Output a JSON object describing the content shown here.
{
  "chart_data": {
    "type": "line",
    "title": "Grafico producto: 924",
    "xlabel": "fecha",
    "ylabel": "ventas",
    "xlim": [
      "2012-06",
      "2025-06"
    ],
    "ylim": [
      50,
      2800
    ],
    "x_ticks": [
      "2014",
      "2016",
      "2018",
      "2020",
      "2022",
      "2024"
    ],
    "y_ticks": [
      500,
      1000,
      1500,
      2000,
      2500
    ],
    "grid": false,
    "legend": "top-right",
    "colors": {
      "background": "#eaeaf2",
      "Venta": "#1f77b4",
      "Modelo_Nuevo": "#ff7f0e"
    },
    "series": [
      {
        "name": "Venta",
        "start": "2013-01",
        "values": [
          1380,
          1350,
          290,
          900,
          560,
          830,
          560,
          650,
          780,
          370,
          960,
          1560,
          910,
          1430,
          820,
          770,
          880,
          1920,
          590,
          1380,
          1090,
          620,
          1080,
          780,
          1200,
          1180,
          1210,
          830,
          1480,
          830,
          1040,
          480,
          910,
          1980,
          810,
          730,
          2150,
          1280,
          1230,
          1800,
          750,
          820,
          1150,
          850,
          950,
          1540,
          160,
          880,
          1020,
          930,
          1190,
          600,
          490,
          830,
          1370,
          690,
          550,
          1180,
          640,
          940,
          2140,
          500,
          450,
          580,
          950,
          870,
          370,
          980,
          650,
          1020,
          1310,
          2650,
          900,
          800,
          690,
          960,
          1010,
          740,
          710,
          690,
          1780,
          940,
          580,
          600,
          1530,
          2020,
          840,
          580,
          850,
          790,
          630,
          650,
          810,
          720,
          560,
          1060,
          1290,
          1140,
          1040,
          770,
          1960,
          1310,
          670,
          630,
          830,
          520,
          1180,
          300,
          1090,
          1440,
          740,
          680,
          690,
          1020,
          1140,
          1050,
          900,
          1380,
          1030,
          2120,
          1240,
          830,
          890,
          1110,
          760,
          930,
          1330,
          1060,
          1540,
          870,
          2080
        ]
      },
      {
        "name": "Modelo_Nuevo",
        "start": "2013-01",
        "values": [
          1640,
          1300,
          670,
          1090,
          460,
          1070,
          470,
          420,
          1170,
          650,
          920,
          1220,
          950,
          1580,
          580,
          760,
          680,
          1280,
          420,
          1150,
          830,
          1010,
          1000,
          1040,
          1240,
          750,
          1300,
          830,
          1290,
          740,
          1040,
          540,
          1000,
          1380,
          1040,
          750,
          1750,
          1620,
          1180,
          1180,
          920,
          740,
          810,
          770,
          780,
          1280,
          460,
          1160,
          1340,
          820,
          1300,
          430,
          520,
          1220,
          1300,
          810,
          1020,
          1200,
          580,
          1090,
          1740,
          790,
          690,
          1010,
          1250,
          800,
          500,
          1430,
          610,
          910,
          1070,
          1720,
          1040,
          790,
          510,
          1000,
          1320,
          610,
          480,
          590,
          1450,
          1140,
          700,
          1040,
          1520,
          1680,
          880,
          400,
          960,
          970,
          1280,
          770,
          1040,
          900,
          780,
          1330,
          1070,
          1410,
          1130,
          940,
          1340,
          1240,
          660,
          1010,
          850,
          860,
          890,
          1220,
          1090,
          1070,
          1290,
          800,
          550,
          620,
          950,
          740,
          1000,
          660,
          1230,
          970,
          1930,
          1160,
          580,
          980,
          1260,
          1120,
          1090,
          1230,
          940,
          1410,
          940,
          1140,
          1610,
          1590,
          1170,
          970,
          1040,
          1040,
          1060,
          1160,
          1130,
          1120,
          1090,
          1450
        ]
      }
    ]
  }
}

Set exercise =
Produce an exact copy of the whole listing.

Finished exercise =
Output a JSON object describing the content shown here.
{
  "chart_data": {
    "type": "line",
    "title": "Grafico producto: 924",
    "xlabel": "fecha",
    "ylabel": "ventas",
    "xlim": [
      "2012-06",
      "2025-06"
    ],
    "ylim": [
      50,
      2800
    ],
    "x_ticks": [
      "2014",
      "2016",
      "2018",
      "2020",
      "2022",
      "2024"
    ],
    "y_ticks": [
      500,
      1000,
      1500,
      2000,
      2500
    ],
    "grid": false,
    "legend": "top-right",
    "colors": {
      "background": "#eaeaf2",
      "Venta": "#1f77b4",
      "Modelo_Nuevo": "#ff7f0e"
    },
    "series": [
      {
        "name": "Venta",
        "start": "2013-01",
        "values": [
          1380,
          1350,
          290,
          900,
          560,
          830,
          560,
          650,
          780,
          370,
          960,
          1560,
          910,
          1430,
          820,
          770,
          880,
          1920,
          590,
          1380,
          1090,
          620,
          1080,
          780,
          1200,
          1180,
          1210,
          830,
          1480,
          830,
          1040,
          480,
          910,
          1980,
          810,
          730,
          2150,
          1280,
          1230,
          1800,
          750,
          820,
          1150,
          850,
          950,
          1540,
          160,
          880,
          1020,
          930,
          1190,
          600,
          490,
          830,
          1370,
          690,
          550,
          1180,
          640,
          940,
          2140,
          500,
          450,
          580,
          950,
          870,
          370,
          980,
          650,
          1020,
          1310,
          2650,
          900,
          800,
          690,
          960,
          1010,
          740,
          710,
          690,
          1780,
          940,
          580,
          600,
          1530,
          2020,
          840,
          580,
          850,
          790,
          630,
          650,
          810,
          720,
          560,
          1060,
          1290,
          1140,
          1040,
          770,
          1960,
          1310,
          670,
          630,
          830,
          520,
          1180,
          300,
          1090,
          1440,
          740,
          680,
          690,
          1020,
          1140,
          1050,
          900,
          1380,
          1030,
          2120,
          1240,
          830,
          890,
          1110,
          760,
          930,
          1330,
          1060,
          1540,
          870,
          2080
        ]
      },
      {
        "name": "Modelo_Nuevo",
        "start": "2013-01",
        "values": [
          1640,
          1300,
          670,
          1090,
          460,
          1070,
          470,
          420,
          1170,
          650,
          920,
          1220,
          950,
          1580,
          580,
          760,
          680,
          1280,
          420,
          1150,
          830,
          1010,
          1000,
          1040,
          1240,
          750,
          1300,
          830,
          1290,
          740,
          1040,
          540,
          1000,
          1380,
          1040,
          750,
          1750,
          1620,
          1180,
          1180,
          920,
          740,
          810,
          770,
          780,
          1280,
          460,
          1160,
          1340,
          820,
          1300,
          430,
          520,
          1220,
          1300,
          810,
          1020,
          1200,
          580,
          1090,
          1740,
          790,
          690,
          1010,
          1250,
          800,
          500,
          1430,
          610,
          910,
          1070,
          1720,
          1040,
          790,
          510,
          1000,
          1320,
          610,
          480,
          590,
          1450,
          1140,
          700,
          1040,
          1520,
          1680,
          880,
          400,
          960,
          970,
          1280,
          770,
          1040,
          900,
          780,
          1330,
          1070,
          1410,
          1130,
          940,
          1340,
          1240,
          660,
          1010,
          850,
          860,
          890,
          1220,
          1090,
          1070,
          1290,
          800,
          550,
          620,
          950,
          740,
          1000,
          660,
          1230,
          970,
          1930,
          1160,
          580,
          980,
          1260,
          1120,
          1090,
          1230,
          940,
          1410,
          940,
          1140,
          1610,
          1590,
          1170,
          970,
          1040,
          1040,
          1060,
          1160,
          1130,
          1120,
          1090,
          1450
        ]
      }
    ]
  }
}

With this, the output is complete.